Problem:
Wherever the word "Accounts" shows up in a line, please copy that line.

Exercise materials:
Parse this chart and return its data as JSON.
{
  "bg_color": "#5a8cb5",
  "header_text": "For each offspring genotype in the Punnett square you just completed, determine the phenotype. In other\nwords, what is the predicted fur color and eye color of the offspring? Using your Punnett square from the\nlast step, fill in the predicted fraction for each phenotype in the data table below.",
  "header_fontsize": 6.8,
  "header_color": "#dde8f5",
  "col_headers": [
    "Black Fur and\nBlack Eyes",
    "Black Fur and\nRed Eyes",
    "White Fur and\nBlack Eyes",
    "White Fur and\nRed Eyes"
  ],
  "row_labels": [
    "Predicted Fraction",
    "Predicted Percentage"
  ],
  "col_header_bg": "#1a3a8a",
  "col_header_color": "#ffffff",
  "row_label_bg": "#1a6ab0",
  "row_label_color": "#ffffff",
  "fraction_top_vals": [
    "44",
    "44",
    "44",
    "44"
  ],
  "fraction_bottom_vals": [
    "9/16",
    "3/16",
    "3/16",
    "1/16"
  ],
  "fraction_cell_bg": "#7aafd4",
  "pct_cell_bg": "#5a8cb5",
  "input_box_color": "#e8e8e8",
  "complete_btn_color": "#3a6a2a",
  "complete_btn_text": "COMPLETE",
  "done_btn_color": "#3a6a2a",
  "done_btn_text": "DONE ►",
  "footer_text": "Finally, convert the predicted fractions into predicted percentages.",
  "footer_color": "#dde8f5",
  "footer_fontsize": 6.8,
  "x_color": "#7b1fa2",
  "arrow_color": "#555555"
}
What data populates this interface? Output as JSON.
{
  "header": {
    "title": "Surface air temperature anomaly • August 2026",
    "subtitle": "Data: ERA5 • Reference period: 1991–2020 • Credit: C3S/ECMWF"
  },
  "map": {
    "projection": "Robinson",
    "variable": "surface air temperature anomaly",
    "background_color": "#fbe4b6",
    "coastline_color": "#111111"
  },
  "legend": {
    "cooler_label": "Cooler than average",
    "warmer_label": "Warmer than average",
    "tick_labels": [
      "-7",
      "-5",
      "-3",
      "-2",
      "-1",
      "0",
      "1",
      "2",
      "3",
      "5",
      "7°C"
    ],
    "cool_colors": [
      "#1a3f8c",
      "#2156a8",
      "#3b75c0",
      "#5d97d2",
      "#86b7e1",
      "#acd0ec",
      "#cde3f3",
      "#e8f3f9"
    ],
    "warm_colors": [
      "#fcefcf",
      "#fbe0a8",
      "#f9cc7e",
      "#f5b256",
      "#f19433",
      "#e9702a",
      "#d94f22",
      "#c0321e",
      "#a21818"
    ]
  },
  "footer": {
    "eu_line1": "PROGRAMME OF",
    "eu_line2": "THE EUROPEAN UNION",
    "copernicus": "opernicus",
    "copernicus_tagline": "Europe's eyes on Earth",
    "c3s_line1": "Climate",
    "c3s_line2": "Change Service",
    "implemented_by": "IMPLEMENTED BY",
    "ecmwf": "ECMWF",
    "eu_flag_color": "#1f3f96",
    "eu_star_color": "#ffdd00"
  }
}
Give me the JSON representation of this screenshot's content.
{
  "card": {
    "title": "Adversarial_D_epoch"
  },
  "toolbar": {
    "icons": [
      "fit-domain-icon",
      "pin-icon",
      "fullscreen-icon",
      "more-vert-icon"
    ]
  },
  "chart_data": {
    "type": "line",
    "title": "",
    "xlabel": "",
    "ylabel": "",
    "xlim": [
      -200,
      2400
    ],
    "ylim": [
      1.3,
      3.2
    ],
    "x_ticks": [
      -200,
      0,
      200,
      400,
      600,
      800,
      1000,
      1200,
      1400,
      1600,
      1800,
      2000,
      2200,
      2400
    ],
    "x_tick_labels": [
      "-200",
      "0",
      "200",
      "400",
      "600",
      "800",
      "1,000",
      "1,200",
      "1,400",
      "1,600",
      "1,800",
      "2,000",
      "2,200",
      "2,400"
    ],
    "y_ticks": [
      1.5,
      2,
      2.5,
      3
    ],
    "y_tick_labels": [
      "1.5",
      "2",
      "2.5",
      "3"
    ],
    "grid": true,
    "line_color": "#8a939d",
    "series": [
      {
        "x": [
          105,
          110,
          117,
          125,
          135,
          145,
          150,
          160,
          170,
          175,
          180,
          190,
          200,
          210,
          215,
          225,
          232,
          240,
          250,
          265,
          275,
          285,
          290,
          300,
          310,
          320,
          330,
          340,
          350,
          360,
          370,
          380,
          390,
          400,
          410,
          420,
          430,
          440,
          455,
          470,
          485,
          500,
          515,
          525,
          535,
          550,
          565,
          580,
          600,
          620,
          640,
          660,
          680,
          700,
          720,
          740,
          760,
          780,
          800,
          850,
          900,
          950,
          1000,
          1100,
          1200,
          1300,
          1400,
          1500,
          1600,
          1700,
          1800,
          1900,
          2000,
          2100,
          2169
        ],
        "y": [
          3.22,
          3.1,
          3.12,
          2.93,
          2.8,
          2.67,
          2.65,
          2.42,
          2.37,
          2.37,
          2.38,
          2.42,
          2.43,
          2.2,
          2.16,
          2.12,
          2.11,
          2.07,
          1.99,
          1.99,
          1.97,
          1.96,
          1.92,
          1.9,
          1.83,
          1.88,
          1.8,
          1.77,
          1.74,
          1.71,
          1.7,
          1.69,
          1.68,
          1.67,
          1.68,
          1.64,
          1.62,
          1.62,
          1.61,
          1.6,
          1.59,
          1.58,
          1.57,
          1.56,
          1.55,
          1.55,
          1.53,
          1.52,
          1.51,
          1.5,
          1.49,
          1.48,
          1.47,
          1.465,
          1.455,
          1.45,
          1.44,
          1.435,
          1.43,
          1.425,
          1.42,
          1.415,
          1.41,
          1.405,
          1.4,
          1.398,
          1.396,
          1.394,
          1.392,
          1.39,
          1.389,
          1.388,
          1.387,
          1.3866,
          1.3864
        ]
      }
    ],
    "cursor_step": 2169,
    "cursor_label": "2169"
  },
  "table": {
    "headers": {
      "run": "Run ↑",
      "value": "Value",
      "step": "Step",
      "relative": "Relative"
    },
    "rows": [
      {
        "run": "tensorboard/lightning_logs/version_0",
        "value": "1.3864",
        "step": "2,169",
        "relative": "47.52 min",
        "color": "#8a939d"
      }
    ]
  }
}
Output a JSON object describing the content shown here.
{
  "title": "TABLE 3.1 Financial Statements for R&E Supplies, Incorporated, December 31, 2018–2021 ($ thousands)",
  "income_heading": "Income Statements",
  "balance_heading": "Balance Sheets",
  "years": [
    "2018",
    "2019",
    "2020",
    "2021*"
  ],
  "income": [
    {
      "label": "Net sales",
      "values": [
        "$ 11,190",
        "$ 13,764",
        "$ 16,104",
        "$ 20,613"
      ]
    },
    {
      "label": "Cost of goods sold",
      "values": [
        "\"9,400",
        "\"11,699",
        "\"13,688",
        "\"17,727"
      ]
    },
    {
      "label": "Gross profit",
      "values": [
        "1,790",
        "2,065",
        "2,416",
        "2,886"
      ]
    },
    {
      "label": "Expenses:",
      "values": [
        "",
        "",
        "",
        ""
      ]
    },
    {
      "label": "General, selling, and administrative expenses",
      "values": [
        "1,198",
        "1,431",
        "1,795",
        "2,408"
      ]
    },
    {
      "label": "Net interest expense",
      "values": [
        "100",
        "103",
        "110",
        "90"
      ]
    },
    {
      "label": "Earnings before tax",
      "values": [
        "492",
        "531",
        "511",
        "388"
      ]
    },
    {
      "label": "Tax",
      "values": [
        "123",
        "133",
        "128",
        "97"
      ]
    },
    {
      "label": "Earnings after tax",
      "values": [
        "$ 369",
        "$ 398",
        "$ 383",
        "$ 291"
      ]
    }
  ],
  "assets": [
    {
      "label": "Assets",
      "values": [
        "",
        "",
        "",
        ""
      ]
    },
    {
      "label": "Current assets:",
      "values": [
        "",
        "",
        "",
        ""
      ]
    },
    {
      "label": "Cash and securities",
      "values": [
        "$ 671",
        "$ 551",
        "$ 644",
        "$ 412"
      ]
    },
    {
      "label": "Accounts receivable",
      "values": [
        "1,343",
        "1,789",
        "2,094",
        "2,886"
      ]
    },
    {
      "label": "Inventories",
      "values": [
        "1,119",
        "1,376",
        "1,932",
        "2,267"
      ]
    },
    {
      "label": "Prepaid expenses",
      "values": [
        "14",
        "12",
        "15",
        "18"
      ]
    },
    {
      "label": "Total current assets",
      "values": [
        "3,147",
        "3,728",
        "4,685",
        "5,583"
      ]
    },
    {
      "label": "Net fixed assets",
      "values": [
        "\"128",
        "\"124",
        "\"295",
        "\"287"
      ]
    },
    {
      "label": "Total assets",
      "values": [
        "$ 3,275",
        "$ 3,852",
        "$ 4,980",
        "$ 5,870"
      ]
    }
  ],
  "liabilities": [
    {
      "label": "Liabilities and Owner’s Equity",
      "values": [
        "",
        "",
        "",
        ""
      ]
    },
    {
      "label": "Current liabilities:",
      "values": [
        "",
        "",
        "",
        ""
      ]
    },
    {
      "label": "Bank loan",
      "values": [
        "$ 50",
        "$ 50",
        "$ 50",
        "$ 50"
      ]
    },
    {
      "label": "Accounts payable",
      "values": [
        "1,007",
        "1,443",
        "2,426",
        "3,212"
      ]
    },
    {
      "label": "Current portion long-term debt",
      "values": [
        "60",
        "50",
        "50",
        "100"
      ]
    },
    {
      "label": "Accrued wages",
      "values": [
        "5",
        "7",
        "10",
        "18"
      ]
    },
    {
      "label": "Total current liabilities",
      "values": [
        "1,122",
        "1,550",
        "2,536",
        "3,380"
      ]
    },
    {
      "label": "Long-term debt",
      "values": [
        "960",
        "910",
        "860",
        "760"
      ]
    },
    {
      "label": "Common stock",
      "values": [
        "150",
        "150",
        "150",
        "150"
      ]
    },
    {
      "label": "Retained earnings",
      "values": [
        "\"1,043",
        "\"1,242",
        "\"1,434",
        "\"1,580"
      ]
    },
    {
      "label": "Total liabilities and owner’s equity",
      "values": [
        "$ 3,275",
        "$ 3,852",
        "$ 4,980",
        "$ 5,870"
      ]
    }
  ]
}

Full output:
      "label": "Accounts receivable",
      "label": "Accounts payable",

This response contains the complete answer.